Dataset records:
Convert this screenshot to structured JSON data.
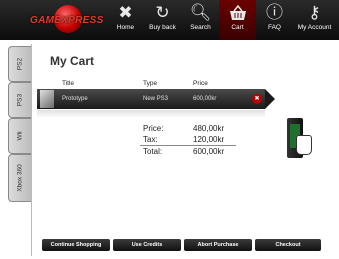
{
  "app": {
    "logo_text": "GAMEXPRESS"
  },
  "nav": [
    {
      "label": "Home",
      "icon": "x-icon"
    },
    {
      "label": "Buy back",
      "icon": "refresh-icon"
    },
    {
      "label": "Search",
      "icon": "magnifier-icon"
    },
    {
      "label": "Cart",
      "icon": "basket-icon"
    },
    {
      "label": "FAQ",
      "icon": "info-icon"
    },
    {
      "label": "My Account",
      "icon": "key-icon"
    }
  ],
  "side_tabs": [
    "PS2",
    "PS3",
    "Wii",
    "Xbox 360"
  ],
  "page": {
    "title": "My Cart"
  },
  "table": {
    "headers": [
      "Title",
      "Type",
      "Price"
    ],
    "rows": [
      {
        "title": "Prototype",
        "type": "New  PS3",
        "price": "600,00kr"
      }
    ]
  },
  "summary": {
    "price_label": "Price:",
    "price_value": "480,00kr",
    "tax_label": "Tax:",
    "tax_value": "120,00kr",
    "total_label": "Total:",
    "total_value": "600,00kr"
  },
  "buttons": {
    "continue": "Continue Shopping",
    "credits": "Use Credits",
    "abort": "Abort Purchase",
    "checkout": "Checkout"
  },
  "colors": {
    "accent": "#c40000",
    "bar": "#111111"
  }
}
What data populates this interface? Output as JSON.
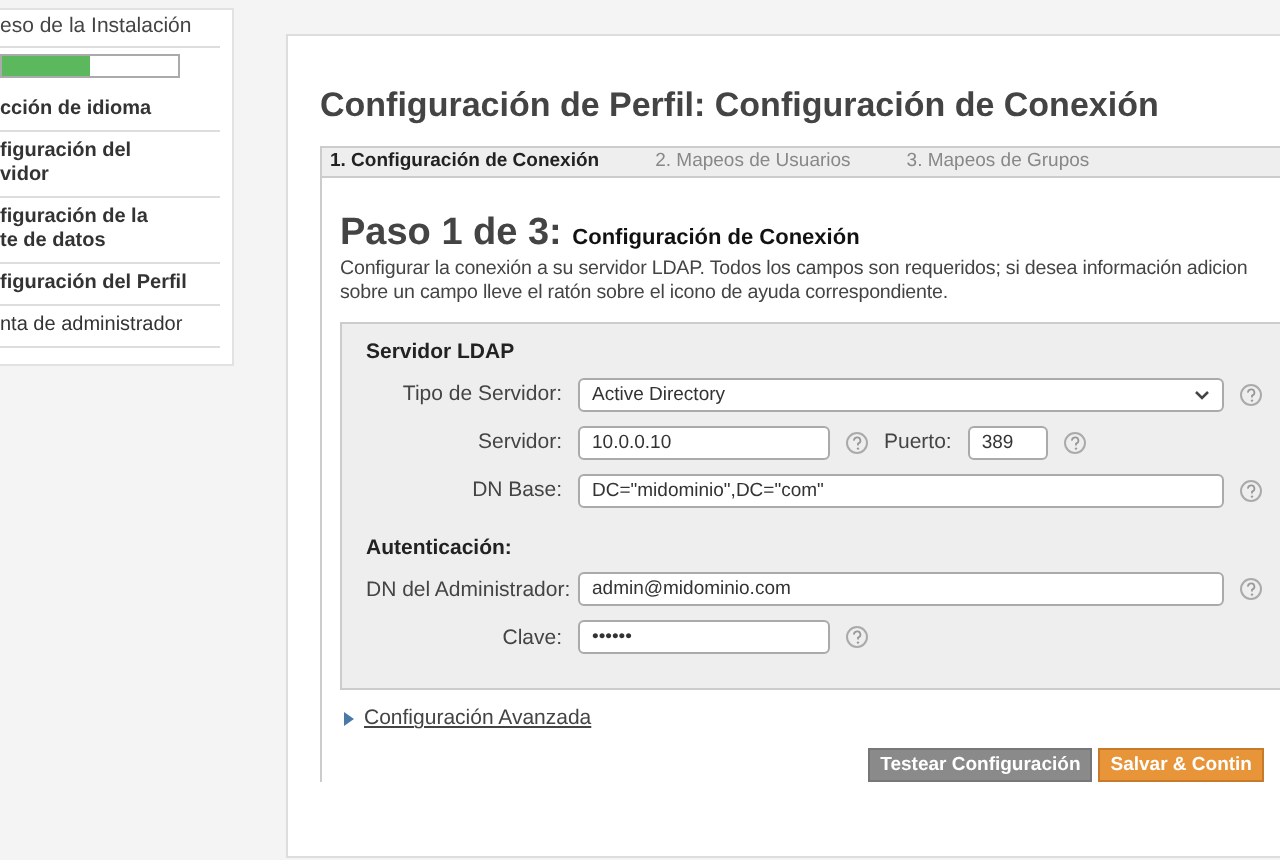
{
  "sidebar": {
    "title": "eso de la Instalación",
    "progress": {
      "level": 0.5
    },
    "items": [
      {
        "label": "cción de idioma",
        "done": true
      },
      {
        "label": "figuración del\nvidor",
        "done": true
      },
      {
        "label": "figuración de la\nte de datos",
        "done": true
      },
      {
        "label": "figuración del Perfil",
        "done": true
      },
      {
        "label": "nta de administrador",
        "done": false
      }
    ]
  },
  "page_title": "Configuración de Perfil: Configuración de Conexión",
  "tabs": [
    {
      "label": "1. Configuración de Conexión",
      "selected": true
    },
    {
      "label": "2. Mapeos de Usuarios",
      "selected": false
    },
    {
      "label": "3. Mapeos de Grupos",
      "selected": false
    }
  ],
  "step": {
    "prefix": "Paso 1 de 3:",
    "title": "Configuración de Conexión",
    "description": "Configurar la conexión a su servidor LDAP. Todos los campos son requeridos; si desea información adicion\nsobre un campo lleve el ratón sobre el icono de ayuda correspondiente."
  },
  "sections": [
    {
      "title": "Servidor LDAP",
      "rows": [
        {
          "fields": [
            {
              "label": "Tipo de Servidor:",
              "kind": "select",
              "value": "Active Directory"
            }
          ]
        },
        {
          "fields": [
            {
              "label": "Servidor:",
              "kind": "text",
              "value": "10.0.0.10"
            },
            {
              "label": "Puerto:",
              "kind": "text",
              "value": "389"
            }
          ]
        },
        {
          "fields": [
            {
              "label": "DN Base:",
              "kind": "text",
              "value": "DC=\"midominio\",DC=\"com\""
            }
          ]
        }
      ]
    },
    {
      "title": "Autenticación:",
      "rows": [
        {
          "fields": [
            {
              "label": "DN del Administrador:",
              "kind": "text",
              "value": "admin@midominio.com"
            }
          ]
        },
        {
          "fields": [
            {
              "label": "Clave:",
              "kind": "password",
              "value": "••••••"
            }
          ]
        }
      ]
    }
  ],
  "advanced_link": "Configuración Avanzada",
  "buttons": [
    {
      "label": "Testear Configuración",
      "kind": "secondary"
    },
    {
      "label": "Salvar & Contin",
      "kind": "primary"
    }
  ]
}
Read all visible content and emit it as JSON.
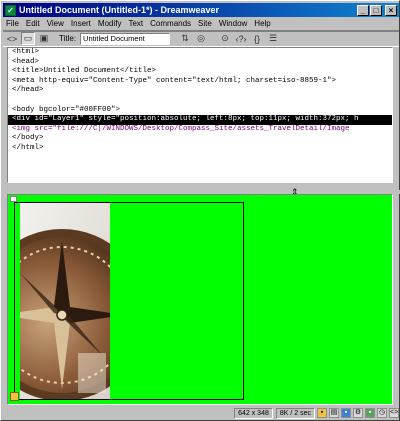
{
  "window": {
    "title": "Untitled Document (Untitled-1*) - Dreamweaver",
    "app_icon": "dreamweaver-icon",
    "minimize_glyph": "_",
    "maximize_glyph": "□",
    "close_glyph": "×"
  },
  "menu": [
    "File",
    "Edit",
    "View",
    "Insert",
    "Modify",
    "Text",
    "Commands",
    "Site",
    "Window",
    "Help"
  ],
  "toolbar": {
    "title_label": "Title:",
    "title_value": "Untitled Document"
  },
  "code": {
    "lines": [
      "<html>",
      "<head>",
      "<title>Untitled Document</title>",
      "<meta http-equiv=\"Content-Type\" content=\"text/html; charset=iso-8859-1\">",
      "</head>",
      "",
      "<body bgcolor=\"#00FF00\">",
      "<div id=\"Layer1\" style=\"position:absolute; left:8px; top:11px; width:372px; h",
      "<img src=\"file:///C|/WINDOWS/Desktop/Compass_Site/assets_TravelDetail/Image",
      "</body>",
      "</html>"
    ],
    "highlighted_line": 7,
    "purple_line": 8
  },
  "design": {
    "background_color": "#00ff00",
    "image_alt": "compass photo"
  },
  "status": {
    "size": "642 x 348",
    "download": "8K / 2 sec"
  }
}
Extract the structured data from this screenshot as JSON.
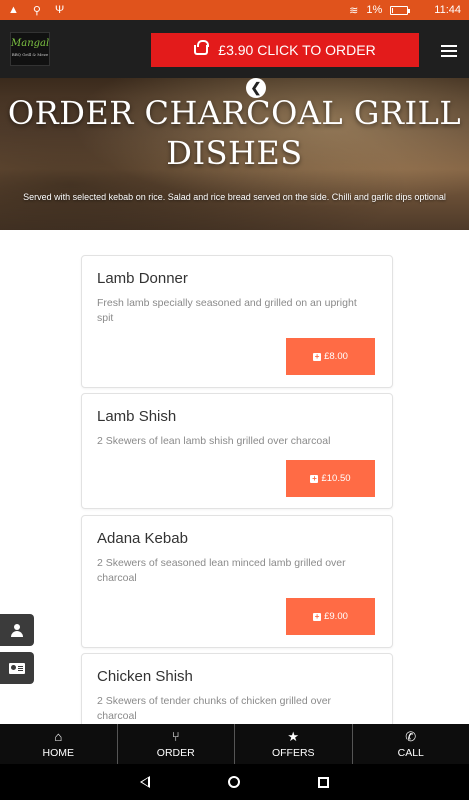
{
  "status_bar": {
    "battery": "1%",
    "time": "11:44",
    "battery_level": 0.01,
    "icons": [
      "warning-icon",
      "pin-icon",
      "usb-icon",
      "wifi-icon",
      "battery-icon"
    ]
  },
  "header": {
    "logo_text": "Mangal",
    "logo_sub": "BBQ Grill & Meze",
    "order_button": "£3.90 CLICK TO ORDER",
    "menu_icon": "hamburger-icon"
  },
  "hero": {
    "title": "ORDER CHARCOAL GRILL DISHES",
    "subtitle": "Served with selected kebab on rice. Salad and rice bread served on the side. Chilli and garlic dips optional",
    "back_icon": "arrow-left-icon"
  },
  "menu_items": [
    {
      "name": "Lamb Donner",
      "description": "Fresh lamb specially seasoned and grilled on an upright spit",
      "price": "£8.00"
    },
    {
      "name": "Lamb Shish",
      "description": "2 Skewers of lean lamb shish grilled over charcoal",
      "price": "£10.50"
    },
    {
      "name": "Adana Kebab",
      "description": "2 Skewers of seasoned lean minced lamb grilled over charcoal",
      "price": "£9.00"
    },
    {
      "name": "Chicken Shish",
      "description": "2 Skewers of tender chunks of chicken grilled over charcoal",
      "price": ""
    }
  ],
  "side_buttons": [
    "user-icon",
    "contact-card-icon"
  ],
  "bottom_nav": [
    {
      "label": "HOME",
      "icon": "home-icon"
    },
    {
      "label": "ORDER",
      "icon": "cutlery-icon"
    },
    {
      "label": "OFFERS",
      "icon": "star-icon"
    },
    {
      "label": "CALL",
      "icon": "phone-icon"
    }
  ],
  "colors": {
    "status_bar": "#e0531c",
    "order_button": "#e31b1b",
    "price_button": "#ff6b45",
    "header": "#1f1f1f"
  }
}
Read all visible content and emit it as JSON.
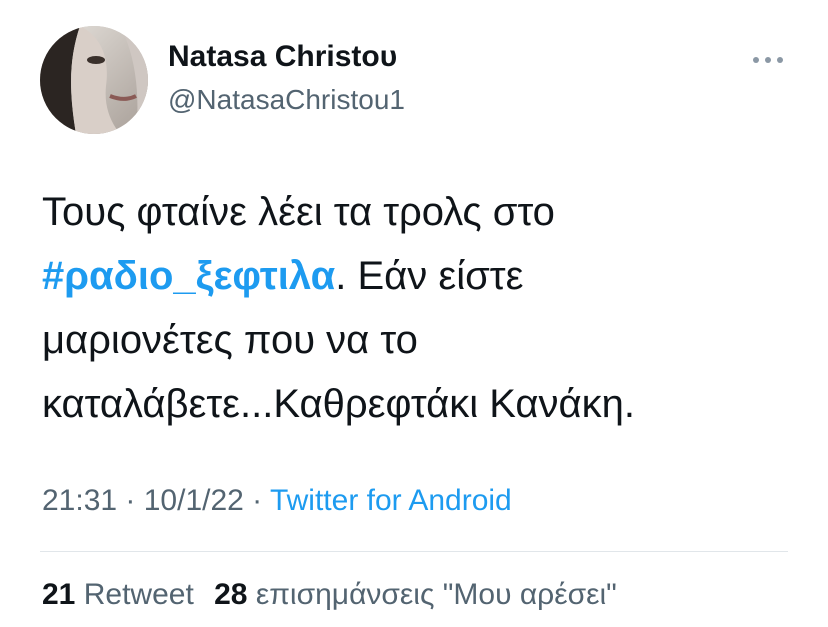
{
  "tweet": {
    "author": {
      "display_name": "Natasa Christου",
      "handle": "@NatasaChristou1"
    },
    "more_icon": "more-horizontal-icon",
    "text": {
      "line1": "Τους φταίνε λέει τα τρολς στο",
      "hashtag": "#ραδιο_ξεφτιλα",
      "line2_rest": ". Εάν είστε",
      "line3": "μαριονέτες που να το",
      "line4": "καταλάβετε...Καθρεφτάκι Κανάκη."
    },
    "meta": {
      "time": "21:31",
      "separator1": " · ",
      "date": "10/1/22",
      "separator2": " · ",
      "source": "Twitter for Android"
    },
    "stats": {
      "retweets_count": "21",
      "retweets_label": "Retweet",
      "likes_count": "28",
      "likes_label": "επισημάνσεις \"Μου αρέσει\""
    },
    "colors": {
      "link": "#1d9bf0",
      "text": "#0f1419",
      "secondary": "#536471",
      "divider": "#e1e6ea"
    }
  }
}
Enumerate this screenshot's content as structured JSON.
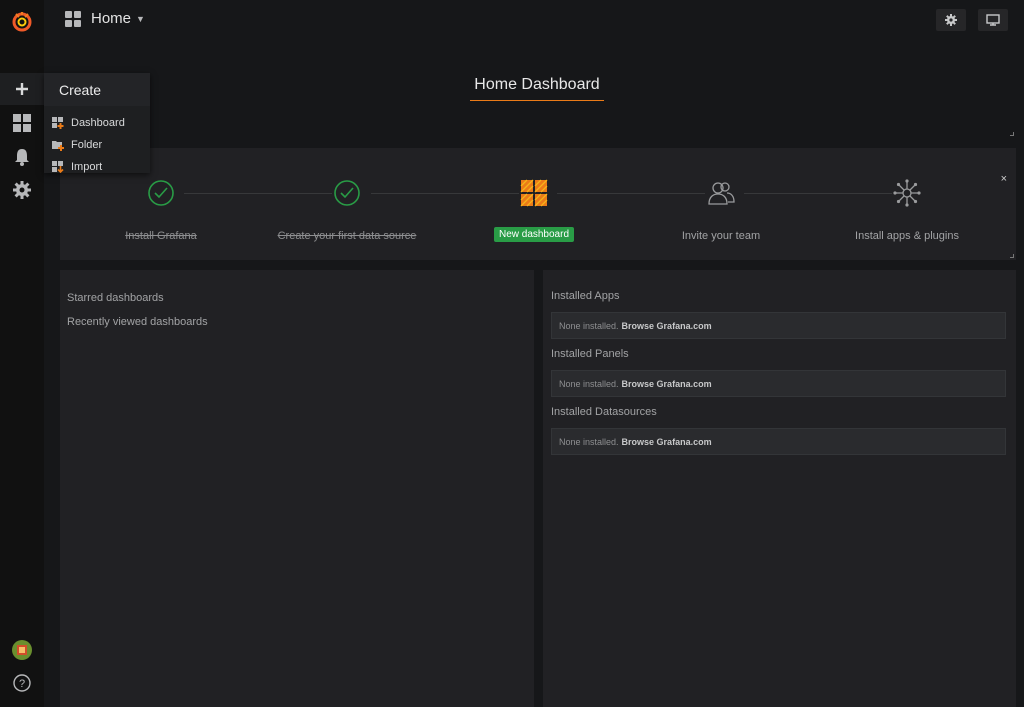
{
  "topbar": {
    "title": "Home"
  },
  "create_menu": {
    "header": "Create",
    "items": [
      {
        "label": "Dashboard",
        "icon": "dashboard-plus-icon"
      },
      {
        "label": "Folder",
        "icon": "folder-plus-icon"
      },
      {
        "label": "Import",
        "icon": "import-icon"
      }
    ]
  },
  "dashboard": {
    "title": "Home Dashboard"
  },
  "getting_started": {
    "steps": [
      {
        "label": "Install Grafana",
        "done": true
      },
      {
        "label": "Create your first data source",
        "done": true
      },
      {
        "label": "New dashboard",
        "active": true
      },
      {
        "label": "Invite your team"
      },
      {
        "label": "Install apps & plugins"
      }
    ],
    "close": "×"
  },
  "dashlists": {
    "starred": "Starred dashboards",
    "recent": "Recently viewed dashboards"
  },
  "plugins": [
    {
      "title": "Installed Apps",
      "none_text": "None installed.",
      "link": "Browse Grafana.com"
    },
    {
      "title": "Installed Panels",
      "none_text": "None installed.",
      "link": "Browse Grafana.com"
    },
    {
      "title": "Installed Datasources",
      "none_text": "None installed.",
      "link": "Browse Grafana.com"
    }
  ],
  "colors": {
    "accent": "#eb7b18",
    "success": "#299c46"
  }
}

■ **Exercise details**: From the entries above, copy out every line where the string "lean" appears.

■ **Result of the task**:
      "description": "2 Skewers of lean lamb shish grilled over charcoal",
      "description": "2 Skewers of seasoned lean minced lamb grilled over charcoal",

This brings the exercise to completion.